• _Objective_
Go through the records and extract every line with the word "Beer".

• _Provided records_
· · ·

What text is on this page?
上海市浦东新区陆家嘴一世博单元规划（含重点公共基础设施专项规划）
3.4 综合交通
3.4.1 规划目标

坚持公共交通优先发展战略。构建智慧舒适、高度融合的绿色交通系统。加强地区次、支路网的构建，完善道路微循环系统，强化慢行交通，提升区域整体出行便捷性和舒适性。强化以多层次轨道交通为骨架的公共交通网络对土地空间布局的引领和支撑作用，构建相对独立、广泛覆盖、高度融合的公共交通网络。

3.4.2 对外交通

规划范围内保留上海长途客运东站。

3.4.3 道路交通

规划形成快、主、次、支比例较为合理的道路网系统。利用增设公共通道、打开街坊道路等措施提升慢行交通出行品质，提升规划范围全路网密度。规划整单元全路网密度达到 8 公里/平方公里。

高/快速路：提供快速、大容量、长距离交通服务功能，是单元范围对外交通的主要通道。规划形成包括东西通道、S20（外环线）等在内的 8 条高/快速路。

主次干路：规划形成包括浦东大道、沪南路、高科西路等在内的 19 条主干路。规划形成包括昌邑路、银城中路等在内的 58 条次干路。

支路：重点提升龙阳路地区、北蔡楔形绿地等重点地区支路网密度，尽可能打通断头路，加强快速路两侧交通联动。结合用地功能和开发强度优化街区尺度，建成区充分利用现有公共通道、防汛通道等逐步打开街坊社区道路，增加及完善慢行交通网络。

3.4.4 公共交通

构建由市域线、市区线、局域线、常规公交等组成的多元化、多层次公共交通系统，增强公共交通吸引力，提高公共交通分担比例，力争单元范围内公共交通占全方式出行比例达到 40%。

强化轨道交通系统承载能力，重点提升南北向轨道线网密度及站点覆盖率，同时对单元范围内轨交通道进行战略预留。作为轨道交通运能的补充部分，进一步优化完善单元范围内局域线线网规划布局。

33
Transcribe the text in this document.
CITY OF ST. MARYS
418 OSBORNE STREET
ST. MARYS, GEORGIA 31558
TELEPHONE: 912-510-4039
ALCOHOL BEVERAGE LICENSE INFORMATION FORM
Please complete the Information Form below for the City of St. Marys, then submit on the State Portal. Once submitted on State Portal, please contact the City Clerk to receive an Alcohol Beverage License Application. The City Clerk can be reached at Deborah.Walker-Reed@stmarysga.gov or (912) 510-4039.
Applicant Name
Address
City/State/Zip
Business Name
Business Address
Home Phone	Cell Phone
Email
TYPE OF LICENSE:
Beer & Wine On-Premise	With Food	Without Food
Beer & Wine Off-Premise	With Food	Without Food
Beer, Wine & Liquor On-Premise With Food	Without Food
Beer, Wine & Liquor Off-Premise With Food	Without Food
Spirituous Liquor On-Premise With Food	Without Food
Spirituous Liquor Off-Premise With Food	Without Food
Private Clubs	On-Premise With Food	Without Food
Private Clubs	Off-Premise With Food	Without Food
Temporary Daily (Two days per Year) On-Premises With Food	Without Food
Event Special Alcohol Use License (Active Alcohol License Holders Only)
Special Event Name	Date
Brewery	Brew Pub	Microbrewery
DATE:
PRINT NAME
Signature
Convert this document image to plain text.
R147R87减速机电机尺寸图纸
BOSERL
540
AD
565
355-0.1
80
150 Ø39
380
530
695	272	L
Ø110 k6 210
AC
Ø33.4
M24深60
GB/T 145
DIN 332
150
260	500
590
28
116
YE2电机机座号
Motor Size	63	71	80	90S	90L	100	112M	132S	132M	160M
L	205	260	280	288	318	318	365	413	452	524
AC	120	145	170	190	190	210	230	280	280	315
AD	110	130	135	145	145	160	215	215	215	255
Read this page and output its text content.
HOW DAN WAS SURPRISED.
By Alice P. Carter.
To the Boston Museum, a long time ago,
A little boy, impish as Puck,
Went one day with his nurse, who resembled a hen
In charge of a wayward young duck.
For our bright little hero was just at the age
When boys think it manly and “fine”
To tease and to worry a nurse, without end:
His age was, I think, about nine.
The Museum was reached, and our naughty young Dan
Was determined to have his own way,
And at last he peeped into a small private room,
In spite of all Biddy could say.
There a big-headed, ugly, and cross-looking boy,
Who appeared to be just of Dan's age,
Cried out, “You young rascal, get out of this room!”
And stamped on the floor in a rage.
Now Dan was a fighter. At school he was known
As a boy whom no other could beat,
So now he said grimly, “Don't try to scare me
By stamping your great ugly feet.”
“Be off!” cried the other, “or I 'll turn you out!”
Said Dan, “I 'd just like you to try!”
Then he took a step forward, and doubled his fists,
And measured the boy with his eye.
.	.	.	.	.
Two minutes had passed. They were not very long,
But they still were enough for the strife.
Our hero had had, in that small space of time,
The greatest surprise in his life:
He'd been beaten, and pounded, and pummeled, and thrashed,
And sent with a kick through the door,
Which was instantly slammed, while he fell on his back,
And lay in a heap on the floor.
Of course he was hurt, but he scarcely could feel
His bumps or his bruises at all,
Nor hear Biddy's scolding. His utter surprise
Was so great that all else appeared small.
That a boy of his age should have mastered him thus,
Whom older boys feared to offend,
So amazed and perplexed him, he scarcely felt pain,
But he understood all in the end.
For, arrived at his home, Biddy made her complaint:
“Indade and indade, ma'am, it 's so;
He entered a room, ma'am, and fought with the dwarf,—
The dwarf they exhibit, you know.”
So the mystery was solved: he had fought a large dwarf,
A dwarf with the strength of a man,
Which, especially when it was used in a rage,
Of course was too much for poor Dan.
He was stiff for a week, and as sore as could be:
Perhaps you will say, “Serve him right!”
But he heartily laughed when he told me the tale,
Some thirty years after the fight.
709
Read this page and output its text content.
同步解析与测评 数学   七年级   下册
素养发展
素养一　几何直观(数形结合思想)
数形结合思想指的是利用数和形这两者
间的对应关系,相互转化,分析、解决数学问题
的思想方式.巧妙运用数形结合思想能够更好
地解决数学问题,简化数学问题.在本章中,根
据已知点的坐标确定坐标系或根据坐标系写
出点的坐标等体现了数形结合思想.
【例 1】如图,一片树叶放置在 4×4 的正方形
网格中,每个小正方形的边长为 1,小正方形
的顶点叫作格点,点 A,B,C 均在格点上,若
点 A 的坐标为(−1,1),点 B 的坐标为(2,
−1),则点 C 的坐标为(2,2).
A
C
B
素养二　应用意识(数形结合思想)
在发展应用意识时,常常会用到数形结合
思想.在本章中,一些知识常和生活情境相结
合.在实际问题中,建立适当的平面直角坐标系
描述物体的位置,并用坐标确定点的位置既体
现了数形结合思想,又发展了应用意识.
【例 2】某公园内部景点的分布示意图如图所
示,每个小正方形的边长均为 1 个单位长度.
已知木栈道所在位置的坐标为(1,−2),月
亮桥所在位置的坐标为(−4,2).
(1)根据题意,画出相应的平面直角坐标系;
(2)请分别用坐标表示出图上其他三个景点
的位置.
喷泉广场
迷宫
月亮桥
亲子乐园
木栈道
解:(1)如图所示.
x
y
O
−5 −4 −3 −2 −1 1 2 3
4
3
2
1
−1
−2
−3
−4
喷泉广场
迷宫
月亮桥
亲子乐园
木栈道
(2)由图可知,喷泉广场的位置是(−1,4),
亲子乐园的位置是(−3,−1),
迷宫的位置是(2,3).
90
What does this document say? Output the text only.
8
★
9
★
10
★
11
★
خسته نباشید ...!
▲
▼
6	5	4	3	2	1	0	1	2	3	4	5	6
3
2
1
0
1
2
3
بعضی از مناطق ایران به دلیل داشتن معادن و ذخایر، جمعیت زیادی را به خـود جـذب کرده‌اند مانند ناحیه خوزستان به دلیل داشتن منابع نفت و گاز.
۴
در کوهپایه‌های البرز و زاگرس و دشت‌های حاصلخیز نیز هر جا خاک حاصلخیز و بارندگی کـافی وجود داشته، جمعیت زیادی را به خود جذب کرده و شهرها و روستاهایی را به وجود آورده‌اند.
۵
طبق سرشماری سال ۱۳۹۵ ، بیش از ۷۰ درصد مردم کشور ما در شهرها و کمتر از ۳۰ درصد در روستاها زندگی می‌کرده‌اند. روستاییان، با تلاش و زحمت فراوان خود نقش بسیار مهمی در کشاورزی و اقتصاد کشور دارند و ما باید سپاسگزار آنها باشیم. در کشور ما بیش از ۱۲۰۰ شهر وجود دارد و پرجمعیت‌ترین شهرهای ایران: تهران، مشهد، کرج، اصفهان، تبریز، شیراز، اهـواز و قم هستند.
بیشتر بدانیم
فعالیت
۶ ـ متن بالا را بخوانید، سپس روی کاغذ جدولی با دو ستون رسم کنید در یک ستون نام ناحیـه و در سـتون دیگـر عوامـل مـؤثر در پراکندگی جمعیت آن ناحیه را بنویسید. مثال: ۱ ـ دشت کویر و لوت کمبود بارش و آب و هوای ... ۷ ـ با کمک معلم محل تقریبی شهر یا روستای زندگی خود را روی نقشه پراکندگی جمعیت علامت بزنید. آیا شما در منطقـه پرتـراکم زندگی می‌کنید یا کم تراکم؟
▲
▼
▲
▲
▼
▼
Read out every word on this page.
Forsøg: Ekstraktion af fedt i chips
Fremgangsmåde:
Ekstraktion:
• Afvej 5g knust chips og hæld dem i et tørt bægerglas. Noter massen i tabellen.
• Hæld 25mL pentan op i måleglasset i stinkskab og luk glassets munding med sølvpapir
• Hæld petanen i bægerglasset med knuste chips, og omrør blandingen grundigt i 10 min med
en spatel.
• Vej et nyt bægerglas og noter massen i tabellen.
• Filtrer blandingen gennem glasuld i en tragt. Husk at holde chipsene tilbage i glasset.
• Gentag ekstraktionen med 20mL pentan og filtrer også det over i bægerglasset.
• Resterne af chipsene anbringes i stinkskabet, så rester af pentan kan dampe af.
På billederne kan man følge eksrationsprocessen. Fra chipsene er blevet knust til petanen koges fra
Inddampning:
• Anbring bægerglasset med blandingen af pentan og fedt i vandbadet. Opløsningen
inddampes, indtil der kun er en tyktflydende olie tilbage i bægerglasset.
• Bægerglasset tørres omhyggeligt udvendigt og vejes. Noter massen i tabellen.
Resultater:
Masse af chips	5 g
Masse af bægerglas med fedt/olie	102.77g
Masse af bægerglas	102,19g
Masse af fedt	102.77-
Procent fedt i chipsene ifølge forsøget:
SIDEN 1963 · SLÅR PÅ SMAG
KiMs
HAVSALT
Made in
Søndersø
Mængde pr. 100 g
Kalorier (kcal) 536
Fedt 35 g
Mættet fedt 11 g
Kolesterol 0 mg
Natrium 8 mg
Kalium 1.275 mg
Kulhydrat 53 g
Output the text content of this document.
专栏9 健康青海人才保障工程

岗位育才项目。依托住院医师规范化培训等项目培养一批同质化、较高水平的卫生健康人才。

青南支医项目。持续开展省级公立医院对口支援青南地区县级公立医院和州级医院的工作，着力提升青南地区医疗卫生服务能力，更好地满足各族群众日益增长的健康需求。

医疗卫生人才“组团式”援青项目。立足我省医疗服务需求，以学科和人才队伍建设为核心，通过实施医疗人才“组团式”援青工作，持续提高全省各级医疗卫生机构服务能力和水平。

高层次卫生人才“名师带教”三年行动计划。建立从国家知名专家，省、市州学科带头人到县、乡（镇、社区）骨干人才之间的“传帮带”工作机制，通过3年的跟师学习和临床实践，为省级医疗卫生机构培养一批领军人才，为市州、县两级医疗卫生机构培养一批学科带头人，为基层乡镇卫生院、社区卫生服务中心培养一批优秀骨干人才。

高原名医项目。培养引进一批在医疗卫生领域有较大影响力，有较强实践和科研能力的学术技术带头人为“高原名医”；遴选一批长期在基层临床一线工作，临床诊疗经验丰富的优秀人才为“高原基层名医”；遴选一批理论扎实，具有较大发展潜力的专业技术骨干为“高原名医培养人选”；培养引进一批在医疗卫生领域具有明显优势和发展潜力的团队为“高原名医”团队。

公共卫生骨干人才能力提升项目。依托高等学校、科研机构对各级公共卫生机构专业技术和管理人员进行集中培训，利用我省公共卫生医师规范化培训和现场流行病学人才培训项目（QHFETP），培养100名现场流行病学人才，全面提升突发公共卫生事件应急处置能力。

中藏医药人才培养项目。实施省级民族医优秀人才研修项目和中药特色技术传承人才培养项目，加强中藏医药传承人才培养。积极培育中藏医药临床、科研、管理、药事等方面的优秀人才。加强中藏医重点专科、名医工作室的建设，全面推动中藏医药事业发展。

· · ·

• _The completed task_
Beer & Wine On-Premise	With Food	Without Food
Beer & Wine Off-Premise	With Food	Without Food
Beer, Wine & Liquor On-Premise With Food	Without Food
Beer, Wine & Liquor Off-Premise With Food	Without Food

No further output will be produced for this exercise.